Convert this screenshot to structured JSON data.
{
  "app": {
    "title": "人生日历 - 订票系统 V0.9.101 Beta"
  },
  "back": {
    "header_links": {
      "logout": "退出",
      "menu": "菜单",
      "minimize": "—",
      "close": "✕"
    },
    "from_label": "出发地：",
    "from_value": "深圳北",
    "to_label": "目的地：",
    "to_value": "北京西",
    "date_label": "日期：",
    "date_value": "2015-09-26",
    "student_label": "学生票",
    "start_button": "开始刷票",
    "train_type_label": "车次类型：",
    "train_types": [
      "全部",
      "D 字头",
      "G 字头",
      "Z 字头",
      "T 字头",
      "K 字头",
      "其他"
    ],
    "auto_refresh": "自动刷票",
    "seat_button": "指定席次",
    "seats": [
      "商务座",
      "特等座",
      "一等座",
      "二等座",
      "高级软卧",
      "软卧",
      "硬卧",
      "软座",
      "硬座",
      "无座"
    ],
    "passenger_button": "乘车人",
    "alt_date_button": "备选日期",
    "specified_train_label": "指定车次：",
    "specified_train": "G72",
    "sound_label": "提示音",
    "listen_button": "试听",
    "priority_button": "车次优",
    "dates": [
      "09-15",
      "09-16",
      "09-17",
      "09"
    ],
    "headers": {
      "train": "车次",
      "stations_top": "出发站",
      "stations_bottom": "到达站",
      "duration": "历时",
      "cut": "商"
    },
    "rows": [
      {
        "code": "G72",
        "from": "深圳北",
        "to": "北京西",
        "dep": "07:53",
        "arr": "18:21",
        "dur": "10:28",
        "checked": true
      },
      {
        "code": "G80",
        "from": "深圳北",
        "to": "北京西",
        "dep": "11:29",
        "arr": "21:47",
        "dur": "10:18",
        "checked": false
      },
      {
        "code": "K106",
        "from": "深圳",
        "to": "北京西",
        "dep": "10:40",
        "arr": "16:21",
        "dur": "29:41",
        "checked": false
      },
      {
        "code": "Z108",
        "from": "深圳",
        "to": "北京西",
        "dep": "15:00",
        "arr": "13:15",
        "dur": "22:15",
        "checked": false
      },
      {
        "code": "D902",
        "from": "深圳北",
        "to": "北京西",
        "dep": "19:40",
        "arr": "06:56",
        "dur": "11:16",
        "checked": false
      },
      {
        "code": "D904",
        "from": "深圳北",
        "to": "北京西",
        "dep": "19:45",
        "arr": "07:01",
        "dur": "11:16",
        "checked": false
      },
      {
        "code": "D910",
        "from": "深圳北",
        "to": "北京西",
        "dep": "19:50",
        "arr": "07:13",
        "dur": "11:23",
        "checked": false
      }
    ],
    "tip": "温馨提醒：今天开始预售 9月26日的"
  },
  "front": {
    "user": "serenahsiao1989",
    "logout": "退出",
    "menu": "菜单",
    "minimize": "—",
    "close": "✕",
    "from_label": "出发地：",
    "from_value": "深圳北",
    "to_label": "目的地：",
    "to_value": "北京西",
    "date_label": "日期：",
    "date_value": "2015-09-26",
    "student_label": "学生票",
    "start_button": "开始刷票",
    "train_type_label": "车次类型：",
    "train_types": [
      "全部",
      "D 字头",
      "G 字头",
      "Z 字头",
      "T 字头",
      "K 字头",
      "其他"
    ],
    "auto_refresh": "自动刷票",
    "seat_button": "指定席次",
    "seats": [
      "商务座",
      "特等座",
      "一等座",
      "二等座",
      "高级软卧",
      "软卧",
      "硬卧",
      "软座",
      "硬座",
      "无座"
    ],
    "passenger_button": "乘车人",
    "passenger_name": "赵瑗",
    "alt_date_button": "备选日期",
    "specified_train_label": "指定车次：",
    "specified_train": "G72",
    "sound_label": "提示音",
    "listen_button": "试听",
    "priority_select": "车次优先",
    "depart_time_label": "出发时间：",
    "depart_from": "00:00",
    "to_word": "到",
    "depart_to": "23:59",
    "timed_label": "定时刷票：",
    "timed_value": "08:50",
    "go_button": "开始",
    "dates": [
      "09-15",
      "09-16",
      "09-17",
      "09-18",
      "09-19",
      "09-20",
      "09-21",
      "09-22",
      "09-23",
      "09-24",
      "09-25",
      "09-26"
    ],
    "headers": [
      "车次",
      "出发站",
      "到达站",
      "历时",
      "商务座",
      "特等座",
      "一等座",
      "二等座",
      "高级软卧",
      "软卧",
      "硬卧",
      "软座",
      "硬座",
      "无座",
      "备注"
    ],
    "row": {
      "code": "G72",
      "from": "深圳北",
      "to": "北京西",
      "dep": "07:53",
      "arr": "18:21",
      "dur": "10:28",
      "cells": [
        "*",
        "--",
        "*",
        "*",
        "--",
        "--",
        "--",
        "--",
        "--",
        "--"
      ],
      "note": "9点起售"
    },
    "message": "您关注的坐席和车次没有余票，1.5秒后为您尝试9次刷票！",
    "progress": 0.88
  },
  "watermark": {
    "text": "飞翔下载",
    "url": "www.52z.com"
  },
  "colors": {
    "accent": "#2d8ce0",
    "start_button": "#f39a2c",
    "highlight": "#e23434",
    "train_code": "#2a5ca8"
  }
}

Instruction
Retype the whole listing, matching it exactly.

The answer
Convert this screenshot to structured JSON data.
{
  "app": {
    "title": "人生日历 - 订票系统 V0.9.101 Beta"
  },
  "back": {
    "header_links": {
      "logout": "退出",
      "menu": "菜单",
      "minimize": "—",
      "close": "✕"
    },
    "from_label": "出发地：",
    "from_value": "深圳北",
    "to_label": "目的地：",
    "to_value": "北京西",
    "date_label": "日期：",
    "date_value": "2015-09-26",
    "student_label": "学生票",
    "start_button": "开始刷票",
    "train_type_label": "车次类型：",
    "train_types": [
      "全部",
      "D 字头",
      "G 字头",
      "Z 字头",
      "T 字头",
      "K 字头",
      "其他"
    ],
    "auto_refresh": "自动刷票",
    "seat_button": "指定席次",
    "seats": [
      "商务座",
      "特等座",
      "一等座",
      "二等座",
      "高级软卧",
      "软卧",
      "硬卧",
      "软座",
      "硬座",
      "无座"
    ],
    "passenger_button": "乘车人",
    "alt_date_button": "备选日期",
    "specified_train_label": "指定车次：",
    "specified_train": "G72",
    "sound_label": "提示音",
    "listen_button": "试听",
    "priority_button": "车次优",
    "dates": [
      "09-15",
      "09-16",
      "09-17",
      "09"
    ],
    "headers": {
      "train": "车次",
      "stations_top": "出发站",
      "stations_bottom": "到达站",
      "duration": "历时",
      "cut": "商"
    },
    "rows": [
      {
        "code": "G72",
        "from": "深圳北",
        "to": "北京西",
        "dep": "07:53",
        "arr": "18:21",
        "dur": "10:28",
        "checked": true
      },
      {
        "code": "G80",
        "from": "深圳北",
        "to": "北京西",
        "dep": "11:29",
        "arr": "21:47",
        "dur": "10:18",
        "checked": false
      },
      {
        "code": "K106",
        "from": "深圳",
        "to": "北京西",
        "dep": "10:40",
        "arr": "16:21",
        "dur": "29:41",
        "checked": false
      },
      {
        "code": "Z108",
        "from": "深圳",
        "to": "北京西",
        "dep": "15:00",
        "arr": "13:15",
        "dur": "22:15",
        "checked": false
      },
      {
        "code": "D902",
        "from": "深圳北",
        "to": "北京西",
        "dep": "19:40",
        "arr": "06:56",
        "dur": "11:16",
        "checked": false
      },
      {
        "code": "D904",
        "from": "深圳北",
        "to": "北京西",
        "dep": "19:45",
        "arr": "07:01",
        "dur": "11:16",
        "checked": false
      },
      {
        "code": "D910",
        "from": "深圳北",
        "to": "北京西",
        "dep": "19:50",
        "arr": "07:13",
        "dur": "11:23",
        "checked": false
      }
    ],
    "tip": "温馨提醒：今天开始预售 9月26日的"
  },
  "front": {
    "user": "serenahsiao1989",
    "logout": "退出",
    "menu": "菜单",
    "minimize": "—",
    "close": "✕",
    "from_label": "出发地：",
    "from_value": "深圳北",
    "to_label": "目的地：",
    "to_value": "北京西",
    "date_label": "日期：",
    "date_value": "2015-09-26",
    "student_label": "学生票",
    "start_button": "开始刷票",
    "train_type_label": "车次类型：",
    "train_types": [
      "全部",
      "D 字头",
      "G 字头",
      "Z 字头",
      "T 字头",
      "K 字头",
      "其他"
    ],
    "auto_refresh": "自动刷票",
    "seat_button": "指定席次",
    "seats": [
      "商务座",
      "特等座",
      "一等座",
      "二等座",
      "高级软卧",
      "软卧",
      "硬卧",
      "软座",
      "硬座",
      "无座"
    ],
    "passenger_button": "乘车人",
    "passenger_name": "赵瑗",
    "alt_date_button": "备选日期",
    "specified_train_label": "指定车次：",
    "specified_train": "G72",
    "sound_label": "提示音",
    "listen_button": "试听",
    "priority_select": "车次优先",
    "depart_time_label": "出发时间：",
    "depart_from": "00:00",
    "to_word": "到",
    "depart_to": "23:59",
    "timed_label": "定时刷票：",
    "timed_value": "08:50",
    "go_button": "开始",
    "dates": [
      "09-15",
      "09-16",
      "09-17",
      "09-18",
      "09-19",
      "09-20",
      "09-21",
      "09-22",
      "09-23",
      "09-24",
      "09-25",
      "09-26"
    ],
    "headers": [
      "车次",
      "出发站",
      "到达站",
      "历时",
      "商务座",
      "特等座",
      "一等座",
      "二等座",
      "高级软卧",
      "软卧",
      "硬卧",
      "软座",
      "硬座",
      "无座",
      "备注"
    ],
    "row": {
      "code": "G72",
      "from": "深圳北",
      "to": "北京西",
      "dep": "07:53",
      "arr": "18:21",
      "dur": "10:28",
      "cells": [
        "*",
        "--",
        "*",
        "*",
        "--",
        "--",
        "--",
        "--",
        "--",
        "--"
      ],
      "note": "9点起售"
    },
    "message": "您关注的坐席和车次没有余票，1.5秒后为您尝试9次刷票！",
    "progress": 0.88
  },
  "watermark": {
    "text": "飞翔下载",
    "url": "www.52z.com"
  },
  "colors": {
    "accent": "#2d8ce0",
    "start_button": "#f39a2c",
    "highlight": "#e23434",
    "train_code": "#2a5ca8"
  }
}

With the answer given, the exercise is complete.